▶ _STATED EXERCISE_:
Extract the entries in their exact form.

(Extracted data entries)
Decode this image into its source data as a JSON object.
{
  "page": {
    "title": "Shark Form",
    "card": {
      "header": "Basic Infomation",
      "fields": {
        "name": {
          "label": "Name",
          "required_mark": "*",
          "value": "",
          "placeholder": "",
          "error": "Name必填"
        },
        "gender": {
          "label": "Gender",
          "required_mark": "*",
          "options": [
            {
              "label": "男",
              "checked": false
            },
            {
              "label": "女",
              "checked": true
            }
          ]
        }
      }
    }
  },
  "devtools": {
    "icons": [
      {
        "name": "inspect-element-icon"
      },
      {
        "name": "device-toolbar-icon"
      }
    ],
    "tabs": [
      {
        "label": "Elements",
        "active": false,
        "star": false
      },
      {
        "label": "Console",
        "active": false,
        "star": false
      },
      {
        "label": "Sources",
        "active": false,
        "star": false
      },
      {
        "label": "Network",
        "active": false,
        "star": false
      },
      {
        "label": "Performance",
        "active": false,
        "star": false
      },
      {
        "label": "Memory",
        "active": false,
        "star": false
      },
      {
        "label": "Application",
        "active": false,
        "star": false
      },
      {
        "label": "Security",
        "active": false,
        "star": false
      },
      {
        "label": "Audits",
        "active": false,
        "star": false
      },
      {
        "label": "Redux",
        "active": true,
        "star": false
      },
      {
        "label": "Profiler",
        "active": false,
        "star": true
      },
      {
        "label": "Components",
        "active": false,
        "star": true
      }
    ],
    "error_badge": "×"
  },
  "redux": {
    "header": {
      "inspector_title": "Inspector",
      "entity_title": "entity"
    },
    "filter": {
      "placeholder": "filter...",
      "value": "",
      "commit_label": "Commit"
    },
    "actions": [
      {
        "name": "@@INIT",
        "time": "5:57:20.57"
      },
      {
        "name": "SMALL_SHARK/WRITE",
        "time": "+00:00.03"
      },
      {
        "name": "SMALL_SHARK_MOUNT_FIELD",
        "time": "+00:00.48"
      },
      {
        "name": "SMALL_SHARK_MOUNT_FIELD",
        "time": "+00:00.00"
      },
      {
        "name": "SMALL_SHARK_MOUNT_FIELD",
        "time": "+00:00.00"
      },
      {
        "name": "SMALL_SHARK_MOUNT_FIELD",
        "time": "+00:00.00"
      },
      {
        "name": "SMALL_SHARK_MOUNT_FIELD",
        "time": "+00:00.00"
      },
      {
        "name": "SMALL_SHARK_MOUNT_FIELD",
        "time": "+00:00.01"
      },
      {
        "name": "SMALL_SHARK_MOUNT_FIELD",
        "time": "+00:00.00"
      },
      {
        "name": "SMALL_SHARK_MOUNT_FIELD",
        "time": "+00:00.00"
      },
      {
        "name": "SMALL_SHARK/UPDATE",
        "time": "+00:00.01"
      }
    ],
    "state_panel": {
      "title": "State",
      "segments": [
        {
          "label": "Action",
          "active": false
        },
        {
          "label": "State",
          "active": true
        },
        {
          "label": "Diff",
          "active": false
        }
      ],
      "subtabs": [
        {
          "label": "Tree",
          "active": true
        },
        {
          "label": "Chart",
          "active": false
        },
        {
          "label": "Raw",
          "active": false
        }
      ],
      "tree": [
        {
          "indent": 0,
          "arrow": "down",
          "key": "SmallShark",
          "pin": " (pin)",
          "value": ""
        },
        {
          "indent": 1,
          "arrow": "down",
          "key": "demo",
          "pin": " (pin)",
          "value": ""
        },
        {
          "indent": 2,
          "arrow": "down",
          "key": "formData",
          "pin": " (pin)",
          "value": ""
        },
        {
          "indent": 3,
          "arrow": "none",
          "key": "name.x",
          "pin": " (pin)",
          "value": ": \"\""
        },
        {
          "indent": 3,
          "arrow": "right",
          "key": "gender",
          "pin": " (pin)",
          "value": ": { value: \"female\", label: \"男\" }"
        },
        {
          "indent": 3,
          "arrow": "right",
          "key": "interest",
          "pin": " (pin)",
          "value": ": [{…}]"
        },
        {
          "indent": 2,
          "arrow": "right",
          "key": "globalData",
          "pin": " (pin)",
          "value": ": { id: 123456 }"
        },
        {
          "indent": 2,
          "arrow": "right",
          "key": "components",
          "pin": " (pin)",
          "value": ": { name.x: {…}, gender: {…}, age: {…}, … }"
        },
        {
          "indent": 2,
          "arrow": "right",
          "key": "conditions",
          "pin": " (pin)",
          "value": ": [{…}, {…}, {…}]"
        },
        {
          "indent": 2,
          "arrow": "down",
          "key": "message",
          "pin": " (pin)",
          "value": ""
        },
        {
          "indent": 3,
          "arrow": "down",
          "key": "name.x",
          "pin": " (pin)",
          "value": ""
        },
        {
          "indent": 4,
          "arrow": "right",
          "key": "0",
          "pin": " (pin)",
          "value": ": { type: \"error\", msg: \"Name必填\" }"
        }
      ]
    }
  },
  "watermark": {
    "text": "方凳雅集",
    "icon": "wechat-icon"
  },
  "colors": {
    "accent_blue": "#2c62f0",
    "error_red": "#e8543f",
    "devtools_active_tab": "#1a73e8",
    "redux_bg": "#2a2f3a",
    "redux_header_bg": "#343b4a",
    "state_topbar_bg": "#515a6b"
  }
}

▶ _THE REPLY_:
Decode this image into its source data as a JSON object.
{
  "page": {
    "title": "Shark Form",
    "card": {
      "header": "Basic Infomation",
      "fields": {
        "name": {
          "label": "Name",
          "required_mark": "*",
          "value": "",
          "placeholder": "",
          "error": "Name必填"
        },
        "gender": {
          "label": "Gender",
          "required_mark": "*",
          "options": [
            {
              "label": "男",
              "checked": false
            },
            {
              "label": "女",
              "checked": true
            }
          ]
        }
      }
    }
  },
  "devtools": {
    "icons": [
      {
        "name": "inspect-element-icon"
      },
      {
        "name": "device-toolbar-icon"
      }
    ],
    "tabs": [
      {
        "label": "Elements",
        "active": false,
        "star": false
      },
      {
        "label": "Console",
        "active": false,
        "star": false
      },
      {
        "label": "Sources",
        "active": false,
        "star": false
      },
      {
        "label": "Network",
        "active": false,
        "star": false
      },
      {
        "label": "Performance",
        "active": false,
        "star": false
      },
      {
        "label": "Memory",
        "active": false,
        "star": false
      },
      {
        "label": "Application",
        "active": false,
        "star": false
      },
      {
        "label": "Security",
        "active": false,
        "star": false
      },
      {
        "label": "Audits",
        "active": false,
        "star": false
      },
      {
        "label": "Redux",
        "active": true,
        "star": false
      },
      {
        "label": "Profiler",
        "active": false,
        "star": true
      },
      {
        "label": "Components",
        "active": false,
        "star": true
      }
    ],
    "error_badge": "×"
  },
  "redux": {
    "header": {
      "inspector_title": "Inspector",
      "entity_title": "entity"
    },
    "filter": {
      "placeholder": "filter...",
      "value": "",
      "commit_label": "Commit"
    },
    "actions": [
      {
        "name": "@@INIT",
        "time": "5:57:20.57"
      },
      {
        "name": "SMALL_SHARK/WRITE",
        "time": "+00:00.03"
      },
      {
        "name": "SMALL_SHARK_MOUNT_FIELD",
        "time": "+00:00.48"
      },
      {
        "name": "SMALL_SHARK_MOUNT_FIELD",
        "time": "+00:00.00"
      },
      {
        "name": "SMALL_SHARK_MOUNT_FIELD",
        "time": "+00:00.00"
      },
      {
        "name": "SMALL_SHARK_MOUNT_FIELD",
        "time": "+00:00.00"
      },
      {
        "name": "SMALL_SHARK_MOUNT_FIELD",
        "time": "+00:00.00"
      },
      {
        "name": "SMALL_SHARK_MOUNT_FIELD",
        "time": "+00:00.01"
      },
      {
        "name": "SMALL_SHARK_MOUNT_FIELD",
        "time": "+00:00.00"
      },
      {
        "name": "SMALL_SHARK_MOUNT_FIELD",
        "time": "+00:00.00"
      },
      {
        "name": "SMALL_SHARK/UPDATE",
        "time": "+00:00.01"
      }
    ],
    "state_panel": {
      "title": "State",
      "segments": [
        {
          "label": "Action",
          "active": false
        },
        {
          "label": "State",
          "active": true
        },
        {
          "label": "Diff",
          "active": false
        }
      ],
      "subtabs": [
        {
          "label": "Tree",
          "active": true
        },
        {
          "label": "Chart",
          "active": false
        },
        {
          "label": "Raw",
          "active": false
        }
      ],
      "tree": [
        {
          "indent": 0,
          "arrow": "down",
          "key": "SmallShark",
          "pin": " (pin)",
          "value": ""
        },
        {
          "indent": 1,
          "arrow": "down",
          "key": "demo",
          "pin": " (pin)",
          "value": ""
        },
        {
          "indent": 2,
          "arrow": "down",
          "key": "formData",
          "pin": " (pin)",
          "value": ""
        },
        {
          "indent": 3,
          "arrow": "none",
          "key": "name.x",
          "pin": " (pin)",
          "value": ": \"\""
        },
        {
          "indent": 3,
          "arrow": "right",
          "key": "gender",
          "pin": " (pin)",
          "value": ": { value: \"female\", label: \"男\" }"
        },
        {
          "indent": 3,
          "arrow": "right",
          "key": "interest",
          "pin": " (pin)",
          "value": ": [{…}]"
        },
        {
          "indent": 2,
          "arrow": "right",
          "key": "globalData",
          "pin": " (pin)",
          "value": ": { id: 123456 }"
        },
        {
          "indent": 2,
          "arrow": "right",
          "key": "components",
          "pin": " (pin)",
          "value": ": { name.x: {…}, gender: {…}, age: {…}, … }"
        },
        {
          "indent": 2,
          "arrow": "right",
          "key": "conditions",
          "pin": " (pin)",
          "value": ": [{…}, {…}, {…}]"
        },
        {
          "indent": 2,
          "arrow": "down",
          "key": "message",
          "pin": " (pin)",
          "value": ""
        },
        {
          "indent": 3,
          "arrow": "down",
          "key": "name.x",
          "pin": " (pin)",
          "value": ""
        },
        {
          "indent": 4,
          "arrow": "right",
          "key": "0",
          "pin": " (pin)",
          "value": ": { type: \"error\", msg: \"Name必填\" }"
        }
      ]
    }
  },
  "watermark": {
    "text": "方凳雅集",
    "icon": "wechat-icon"
  },
  "colors": {
    "accent_blue": "#2c62f0",
    "error_red": "#e8543f",
    "devtools_active_tab": "#1a73e8",
    "redux_bg": "#2a2f3a",
    "redux_header_bg": "#343b4a",
    "state_topbar_bg": "#515a6b"
  }
}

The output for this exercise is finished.